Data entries
....
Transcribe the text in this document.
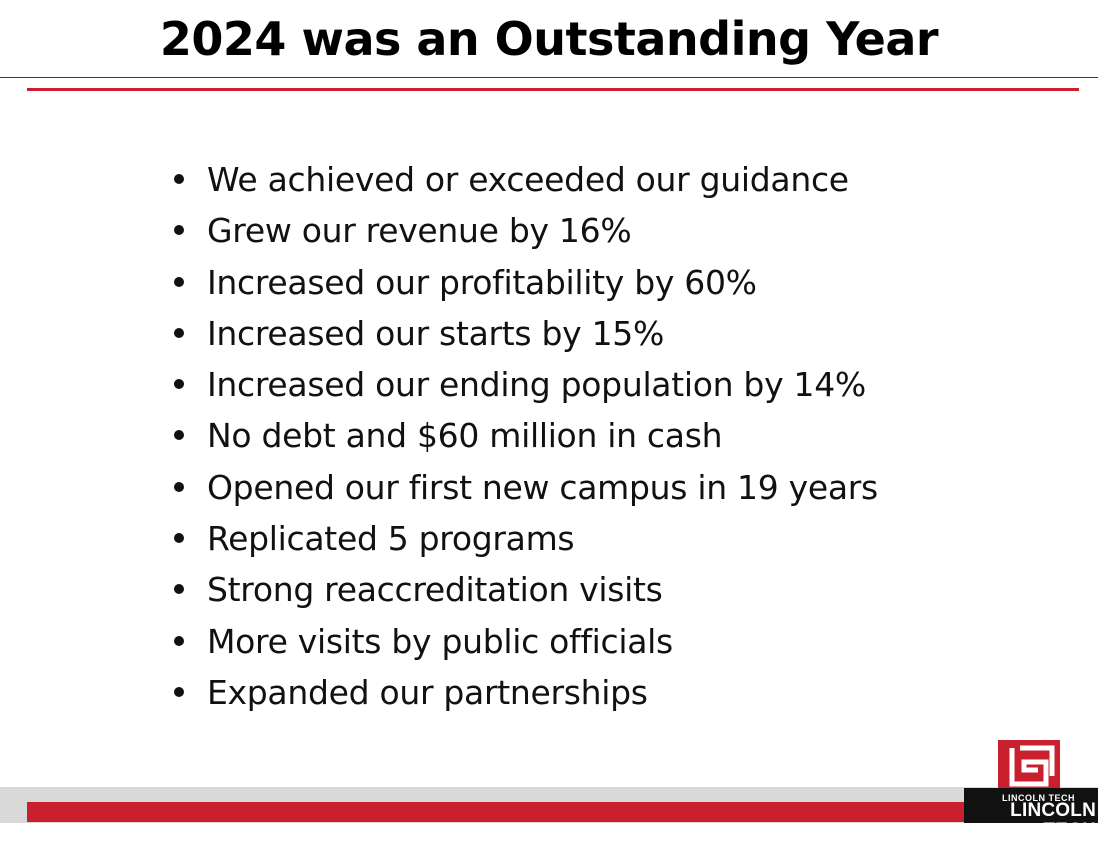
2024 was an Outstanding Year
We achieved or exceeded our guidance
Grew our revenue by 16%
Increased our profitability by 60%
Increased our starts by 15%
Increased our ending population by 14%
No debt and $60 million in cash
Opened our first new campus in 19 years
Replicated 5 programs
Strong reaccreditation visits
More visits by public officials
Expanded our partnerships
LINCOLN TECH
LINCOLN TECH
....
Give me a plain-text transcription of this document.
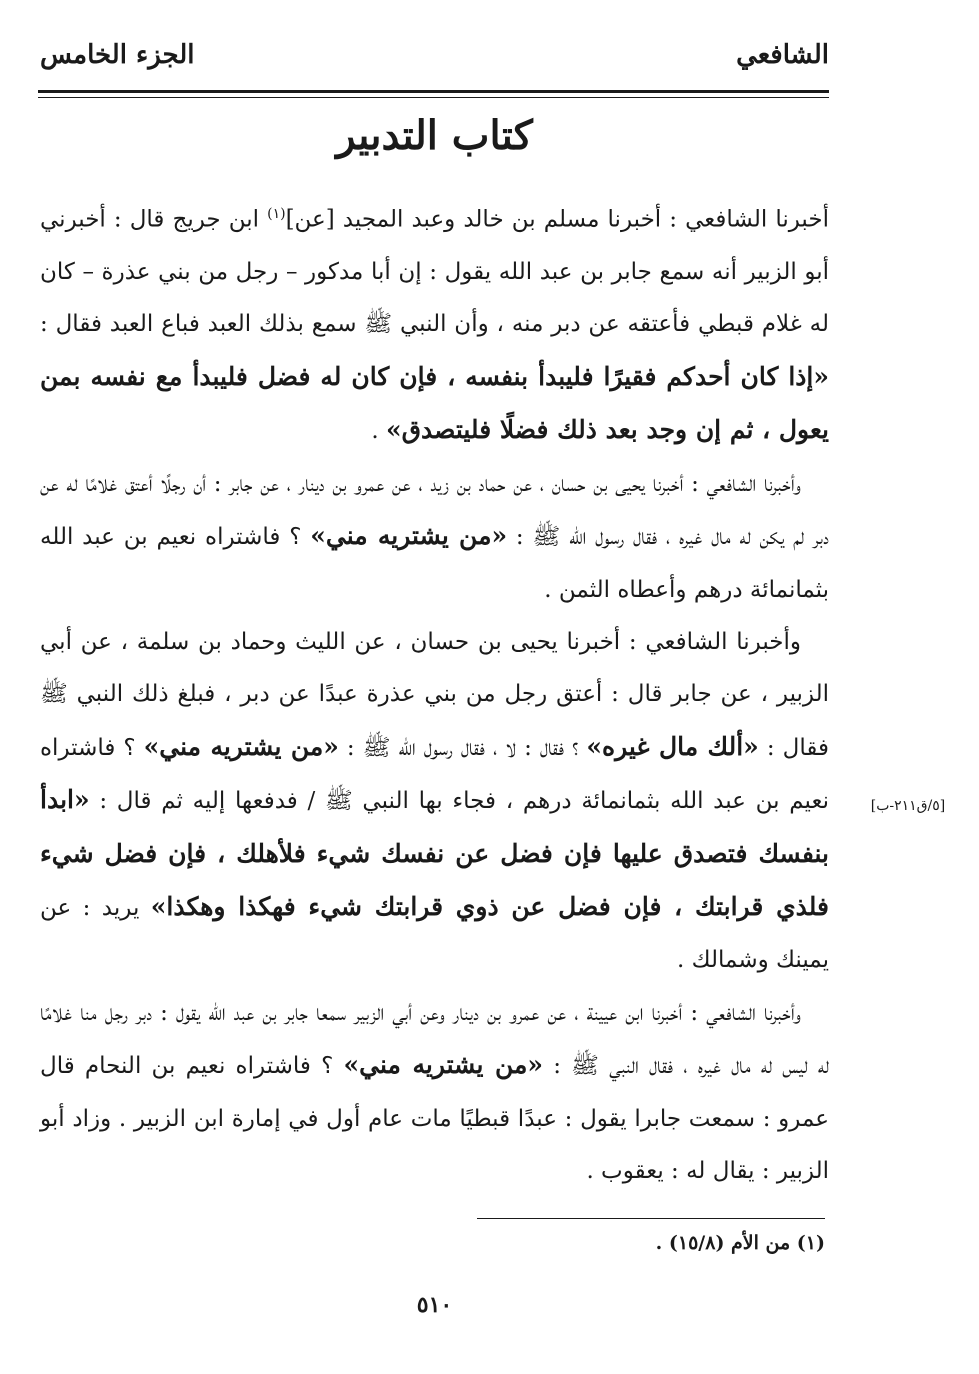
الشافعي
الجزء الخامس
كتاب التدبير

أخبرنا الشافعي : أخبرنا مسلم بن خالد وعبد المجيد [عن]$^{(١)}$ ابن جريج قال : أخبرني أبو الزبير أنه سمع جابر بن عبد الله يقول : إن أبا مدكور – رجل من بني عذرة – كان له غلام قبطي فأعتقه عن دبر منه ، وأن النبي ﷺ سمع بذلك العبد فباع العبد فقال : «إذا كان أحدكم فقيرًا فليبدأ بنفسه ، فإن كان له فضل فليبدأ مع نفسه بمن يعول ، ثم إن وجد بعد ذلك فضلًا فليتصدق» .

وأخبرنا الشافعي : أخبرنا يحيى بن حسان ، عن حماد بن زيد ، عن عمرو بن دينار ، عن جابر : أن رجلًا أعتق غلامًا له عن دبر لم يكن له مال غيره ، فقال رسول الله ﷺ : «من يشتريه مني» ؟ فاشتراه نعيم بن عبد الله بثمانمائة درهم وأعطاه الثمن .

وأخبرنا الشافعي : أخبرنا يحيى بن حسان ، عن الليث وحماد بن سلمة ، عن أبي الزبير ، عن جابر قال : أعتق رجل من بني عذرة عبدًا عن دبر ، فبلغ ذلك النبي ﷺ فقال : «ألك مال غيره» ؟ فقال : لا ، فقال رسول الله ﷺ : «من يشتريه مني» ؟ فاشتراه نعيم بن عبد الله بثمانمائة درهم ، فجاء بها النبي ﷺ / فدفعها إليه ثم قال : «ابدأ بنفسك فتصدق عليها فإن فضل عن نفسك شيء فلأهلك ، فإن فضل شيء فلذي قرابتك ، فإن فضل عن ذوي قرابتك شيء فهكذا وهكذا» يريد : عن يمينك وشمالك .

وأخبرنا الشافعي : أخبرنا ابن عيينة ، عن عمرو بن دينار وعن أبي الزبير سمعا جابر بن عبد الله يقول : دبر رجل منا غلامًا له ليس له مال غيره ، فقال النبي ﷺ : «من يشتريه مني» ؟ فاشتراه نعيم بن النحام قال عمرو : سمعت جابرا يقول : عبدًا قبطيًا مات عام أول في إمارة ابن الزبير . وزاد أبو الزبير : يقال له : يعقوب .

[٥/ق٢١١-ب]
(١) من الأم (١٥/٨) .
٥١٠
....
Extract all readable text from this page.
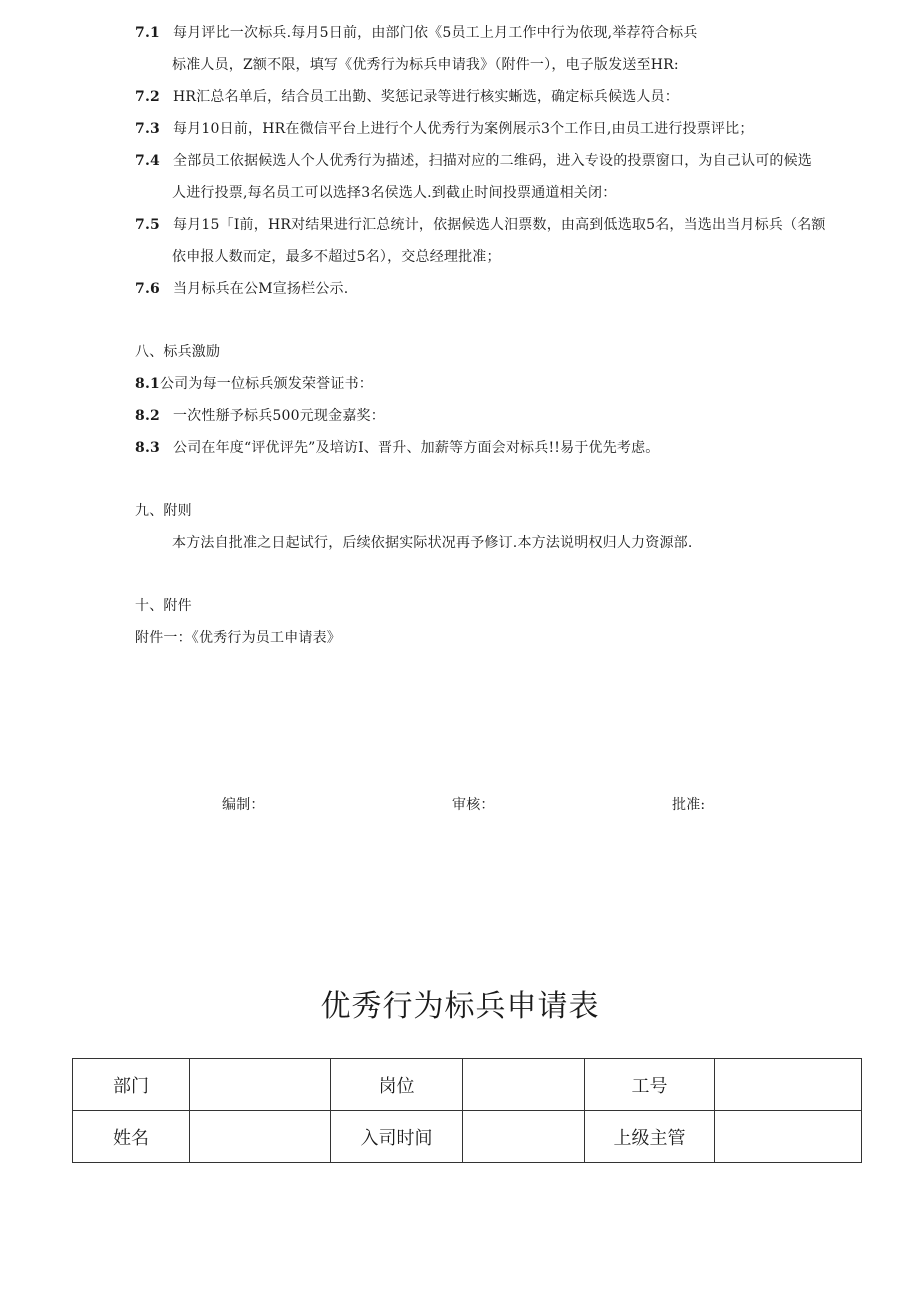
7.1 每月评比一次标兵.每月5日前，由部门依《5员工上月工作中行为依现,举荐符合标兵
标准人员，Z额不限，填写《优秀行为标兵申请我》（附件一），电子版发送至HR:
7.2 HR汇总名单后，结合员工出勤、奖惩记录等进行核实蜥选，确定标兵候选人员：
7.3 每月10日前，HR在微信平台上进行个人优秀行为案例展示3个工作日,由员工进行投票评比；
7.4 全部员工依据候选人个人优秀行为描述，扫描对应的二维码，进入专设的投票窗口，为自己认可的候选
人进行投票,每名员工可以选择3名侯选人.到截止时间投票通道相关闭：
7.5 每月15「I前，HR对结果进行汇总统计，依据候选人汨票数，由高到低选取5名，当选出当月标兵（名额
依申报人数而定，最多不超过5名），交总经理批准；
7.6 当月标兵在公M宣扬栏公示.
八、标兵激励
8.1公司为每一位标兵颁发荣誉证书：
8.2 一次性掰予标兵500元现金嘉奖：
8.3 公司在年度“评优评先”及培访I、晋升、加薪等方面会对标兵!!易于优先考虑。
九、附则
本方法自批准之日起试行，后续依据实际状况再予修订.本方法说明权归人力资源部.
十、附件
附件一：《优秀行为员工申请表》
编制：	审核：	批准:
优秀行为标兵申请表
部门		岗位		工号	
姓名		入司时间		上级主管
....
> **Problem to work on**:
Where a line contains the string "Increased", extract that line.

> **Solution**:
Increased our profitability by 60%
Increased our starts by 15%
Increased our ending population by 14%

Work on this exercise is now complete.